What to produce → Repeat every entry word for word, skipping the pictures.

(Stored data entries)
## Start

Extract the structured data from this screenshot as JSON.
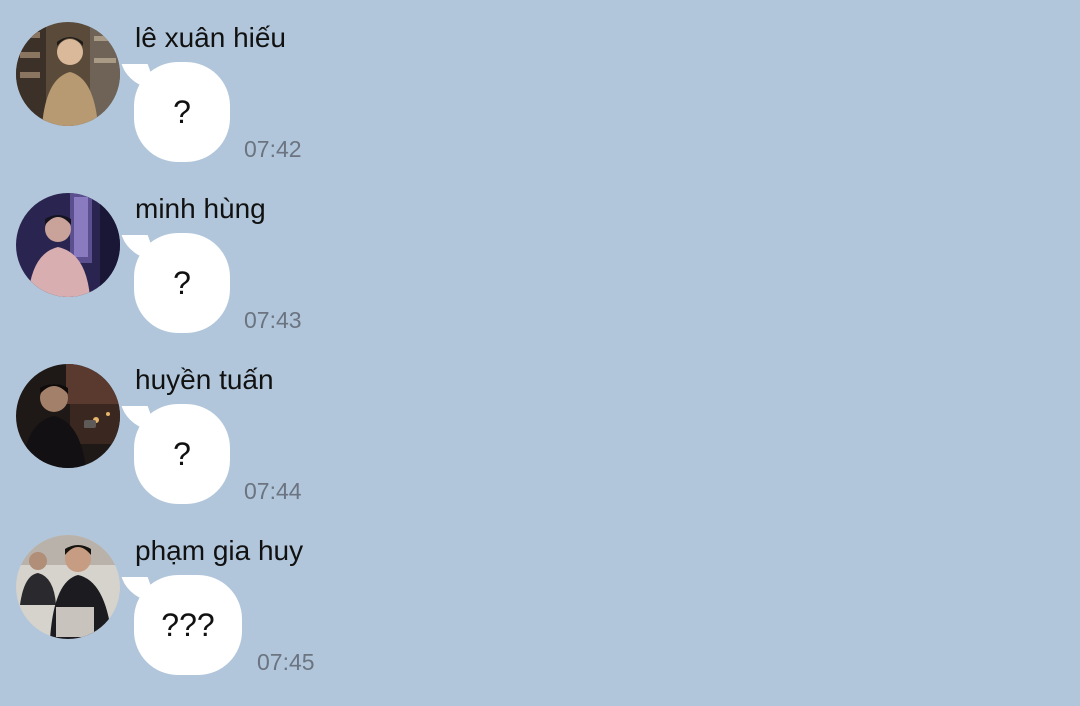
{
  "colors": {
    "background": "#b1c6db",
    "bubble": "#ffffff",
    "sender_text": "#111111",
    "timestamp_text": "#6b7480"
  },
  "messages": [
    {
      "sender": "lê xuân hiếu",
      "text": "?",
      "time": "07:42",
      "avatar": "user-avatar-photo"
    },
    {
      "sender": "minh hùng",
      "text": "?",
      "time": "07:43",
      "avatar": "user-avatar-photo"
    },
    {
      "sender": "huyền tuấn",
      "text": "?",
      "time": "07:44",
      "avatar": "user-avatar-photo"
    },
    {
      "sender": "phạm gia huy",
      "text": "???",
      "time": "07:45",
      "avatar": "user-avatar-photo"
    }
  ]
}
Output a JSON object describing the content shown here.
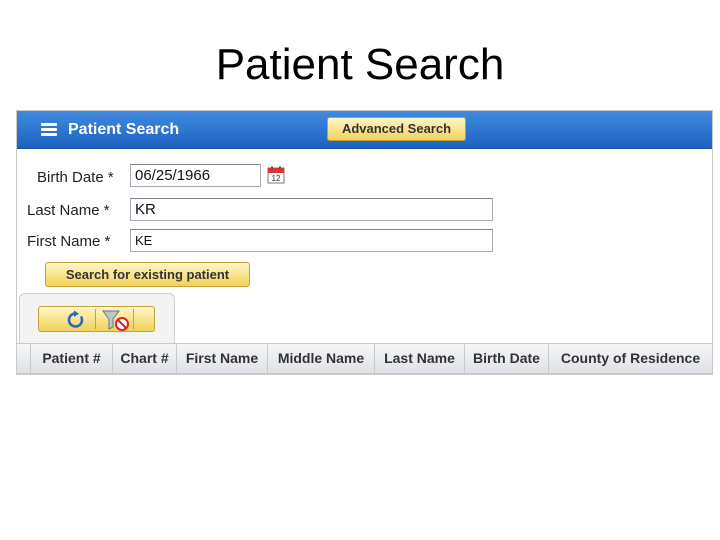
{
  "slide": {
    "title": "Patient Search"
  },
  "panel": {
    "title": "Patient Search",
    "advanced_search_label": "Advanced Search"
  },
  "form": {
    "birth_date_label": "Birth Date *",
    "birth_date_value": "06/25/1966",
    "last_name_label": "Last Name *",
    "last_name_value": "KR",
    "first_name_label": "First Name *",
    "first_name_value": "KE",
    "search_button_label": "Search for existing patient"
  },
  "icons": {
    "menu": "menu-icon",
    "calendar": "calendar-icon",
    "refresh": "refresh-icon",
    "clear_filter": "filter-clear-icon"
  },
  "grid": {
    "columns": [
      "Patient #",
      "Chart #",
      "First Name",
      "Middle Name",
      "Last Name",
      "Birth Date",
      "County of Residence"
    ]
  },
  "colors": {
    "header_blue": "#2f76d2",
    "button_yellow": "#f6dc6e"
  }
}
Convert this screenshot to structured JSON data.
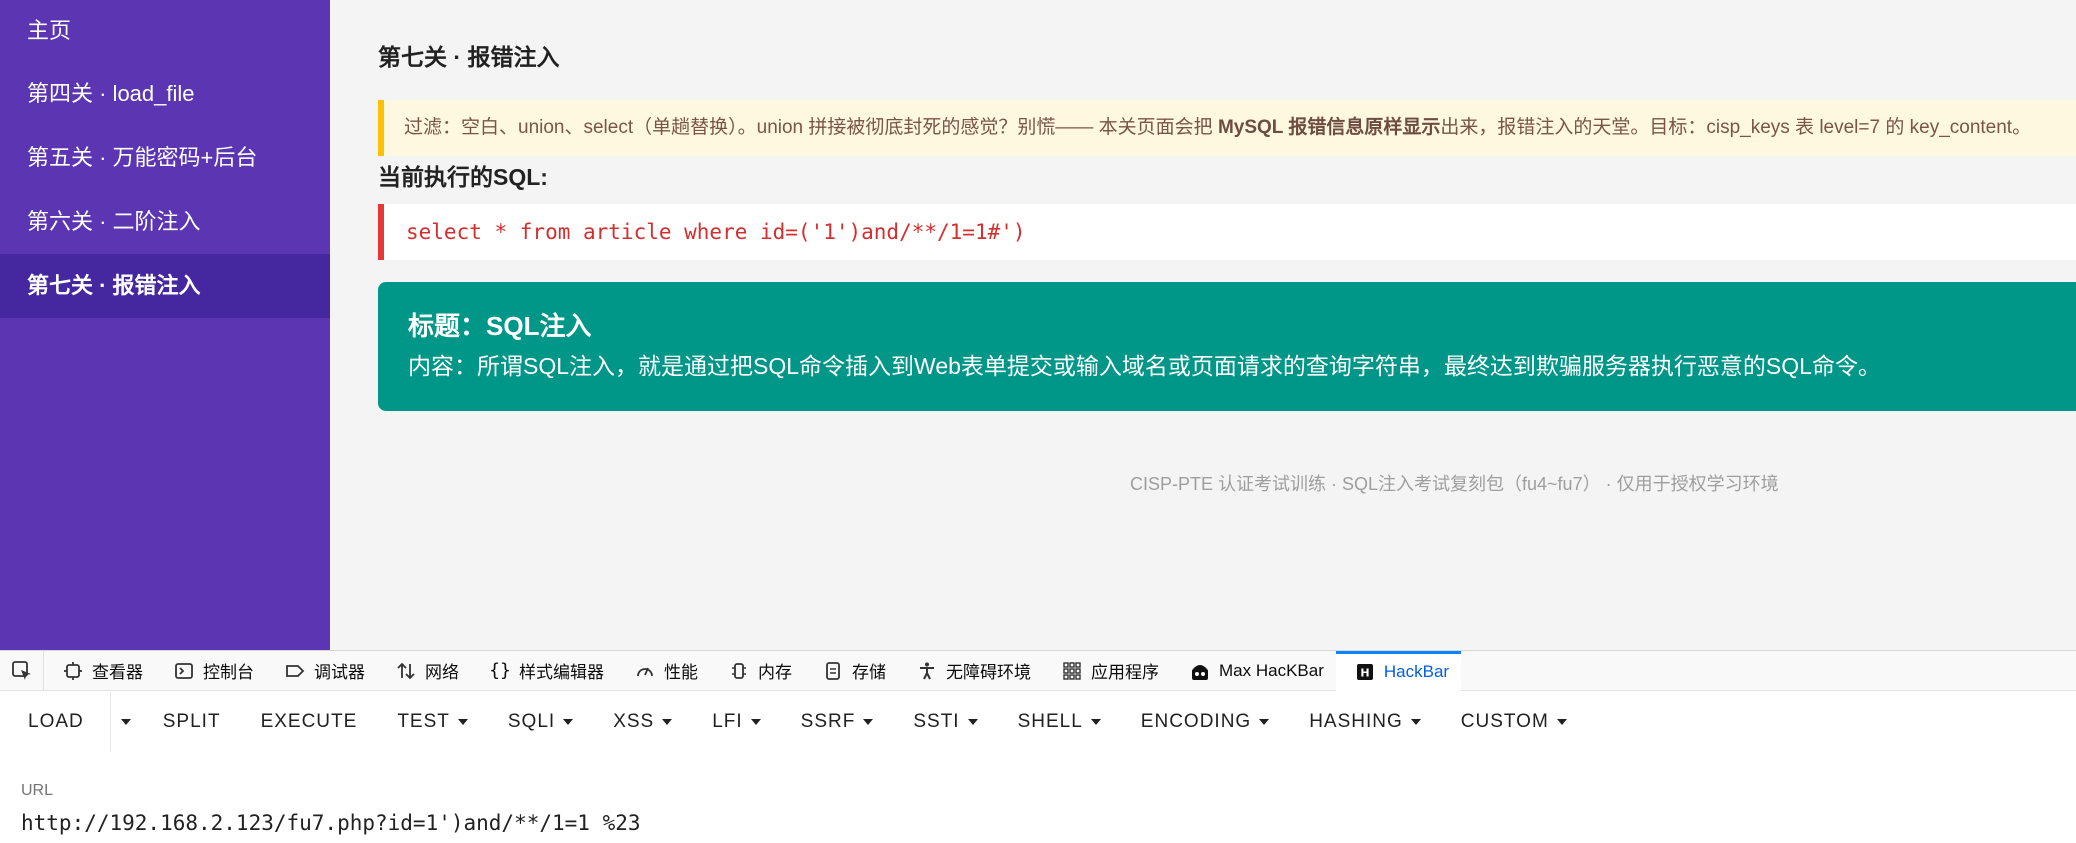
{
  "sidebar": {
    "items": [
      {
        "label": "主页"
      },
      {
        "label": "第四关 · load_file"
      },
      {
        "label": "第五关 · 万能密码+后台"
      },
      {
        "label": "第六关 · 二阶注入"
      },
      {
        "label": "第七关 · 报错注入"
      }
    ]
  },
  "main": {
    "title": "第七关 · 报错注入",
    "notice": {
      "prefix": "过滤：空白、union、select（单趟替换）。union 拼接被彻底封死的感觉？别慌—— 本关页面会把 ",
      "bold": "MySQL 报错信息原样显示",
      "suffix": "出来，报错注入的天堂。目标：cisp_keys 表 level=7 的 key_content。"
    },
    "sql_heading": "当前执行的SQL:",
    "sql": "select * from article where id=('1')and/**/1=1#')",
    "result": {
      "title": "标题：SQL注入",
      "content": "内容：所谓SQL注入，就是通过把SQL命令插入到Web表单提交或输入域名或页面请求的查询字符串，最终达到欺骗服务器执行恶意的SQL命令。"
    },
    "footer": "CISP-PTE 认证考试训练 · SQL注入考试复刻包（fu4~fu7） · 仅用于授权学习环境"
  },
  "devtools": {
    "tabs": [
      {
        "label": "查看器",
        "icon": "inspector-icon"
      },
      {
        "label": "控制台",
        "icon": "console-icon"
      },
      {
        "label": "调试器",
        "icon": "debugger-icon"
      },
      {
        "label": "网络",
        "icon": "network-icon"
      },
      {
        "label": "样式编辑器",
        "icon": "style-editor-icon"
      },
      {
        "label": "性能",
        "icon": "performance-icon"
      },
      {
        "label": "内存",
        "icon": "memory-icon"
      },
      {
        "label": "存储",
        "icon": "storage-icon"
      },
      {
        "label": "无障碍环境",
        "icon": "accessibility-icon"
      },
      {
        "label": "应用程序",
        "icon": "application-icon"
      },
      {
        "label": "Max HacKBar",
        "icon": "max-hackbar-icon"
      },
      {
        "label": "HackBar",
        "icon": "hackbar-icon"
      }
    ]
  },
  "hackbar": {
    "buttons": {
      "load": "LOAD",
      "split": "SPLIT",
      "execute": "EXECUTE",
      "test": "TEST",
      "sqli": "SQLI",
      "xss": "XSS",
      "lfi": "LFI",
      "ssrf": "SSRF",
      "ssti": "SSTI",
      "shell": "SHELL",
      "encoding": "ENCODING",
      "hashing": "HASHING",
      "custom": "CUSTOM"
    },
    "url_label": "URL",
    "url_value": "http://192.168.2.123/fu7.php?id=1')and/**/1=1 %23"
  },
  "colors": {
    "sidebar_bg": "#5c35b2",
    "sidebar_active": "#4527a0",
    "notice_border": "#ffc107",
    "sql_border": "#e53935",
    "sql_text": "#d32f2f",
    "result_card": "#009688",
    "hackbar_active": "#0060df"
  }
}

## End

Problem solution →
Extract the structured data from this screenshot as JSON.
{
  "colors": {
    "background": "#b1c6db",
    "bubble": "#ffffff",
    "sender_text": "#111111",
    "timestamp_text": "#6b7480"
  },
  "messages": [
    {
      "sender": "lê xuân hiếu",
      "text": "?",
      "time": "07:42",
      "avatar": "user-avatar-photo"
    },
    {
      "sender": "minh hùng",
      "text": "?",
      "time": "07:43",
      "avatar": "user-avatar-photo"
    },
    {
      "sender": "huyền tuấn",
      "text": "?",
      "time": "07:44",
      "avatar": "user-avatar-photo"
    },
    {
      "sender": "phạm gia huy",
      "text": "???",
      "time": "07:45",
      "avatar": "user-avatar-photo"
    }
  ]
}
Output a JSON object describing the content shown here.
{
  "slide": {
    "title": "Patient Search"
  },
  "panel": {
    "title": "Patient Search",
    "advanced_search_label": "Advanced Search"
  },
  "form": {
    "birth_date_label": "Birth Date *",
    "birth_date_value": "06/25/1966",
    "last_name_label": "Last Name *",
    "last_name_value": "KR",
    "first_name_label": "First Name *",
    "first_name_value": "KE",
    "search_button_label": "Search for existing patient"
  },
  "icons": {
    "menu": "menu-icon",
    "calendar": "calendar-icon",
    "refresh": "refresh-icon",
    "clear_filter": "filter-clear-icon"
  },
  "grid": {
    "columns": [
      "Patient #",
      "Chart #",
      "First Name",
      "Middle Name",
      "Last Name",
      "Birth Date",
      "County of Residence"
    ]
  },
  "colors": {
    "header_blue": "#2f76d2",
    "button_yellow": "#f6dc6e"
  }
}
Convert this screenshot to structured JSON data.
{
  "sidebar": {
    "items": [
      {
        "label": "主页"
      },
      {
        "label": "第四关 · load_file"
      },
      {
        "label": "第五关 · 万能密码+后台"
      },
      {
        "label": "第六关 · 二阶注入"
      },
      {
        "label": "第七关 · 报错注入"
      }
    ]
  },
  "main": {
    "title": "第七关 · 报错注入",
    "notice": {
      "prefix": "过滤：空白、union、select（单趟替换）。union 拼接被彻底封死的感觉？别慌—— 本关页面会把 ",
      "bold": "MySQL 报错信息原样显示",
      "suffix": "出来，报错注入的天堂。目标：cisp_keys 表 level=7 的 key_content。"
    },
    "sql_heading": "当前执行的SQL:",
    "sql": "select * from article where id=('1')and/**/1=1#')",
    "result": {
      "title": "标题：SQL注入",
      "content": "内容：所谓SQL注入，就是通过把SQL命令插入到Web表单提交或输入域名或页面请求的查询字符串，最终达到欺骗服务器执行恶意的SQL命令。"
    },
    "footer": "CISP-PTE 认证考试训练 · SQL注入考试复刻包（fu4~fu7） · 仅用于授权学习环境"
  },
  "devtools": {
    "tabs": [
      {
        "label": "查看器",
        "icon": "inspector-icon"
      },
      {
        "label": "控制台",
        "icon": "console-icon"
      },
      {
        "label": "调试器",
        "icon": "debugger-icon"
      },
      {
        "label": "网络",
        "icon": "network-icon"
      },
      {
        "label": "样式编辑器",
        "icon": "style-editor-icon"
      },
      {
        "label": "性能",
        "icon": "performance-icon"
      },
      {
        "label": "内存",
        "icon": "memory-icon"
      },
      {
        "label": "存储",
        "icon": "storage-icon"
      },
      {
        "label": "无障碍环境",
        "icon": "accessibility-icon"
      },
      {
        "label": "应用程序",
        "icon": "application-icon"
      },
      {
        "label": "Max HacKBar",
        "icon": "max-hackbar-icon"
      },
      {
        "label": "HackBar",
        "icon": "hackbar-icon"
      }
    ]
  },
  "hackbar": {
    "buttons": {
      "load": "LOAD",
      "split": "SPLIT",
      "execute": "EXECUTE",
      "test": "TEST",
      "sqli": "SQLI",
      "xss": "XSS",
      "lfi": "LFI",
      "ssrf": "SSRF",
      "ssti": "SSTI",
      "shell": "SHELL",
      "encoding": "ENCODING",
      "hashing": "HASHING",
      "custom": "CUSTOM"
    },
    "url_label": "URL",
    "url_value": "http://192.168.2.123/fu7.php?id=1')and/**/1=1 %23"
  },
  "colors": {
    "sidebar_bg": "#5c35b2",
    "sidebar_active": "#4527a0",
    "notice_border": "#ffc107",
    "sql_border": "#e53935",
    "sql_text": "#d32f2f",
    "result_card": "#009688",
    "hackbar_active": "#0060df"
  }
}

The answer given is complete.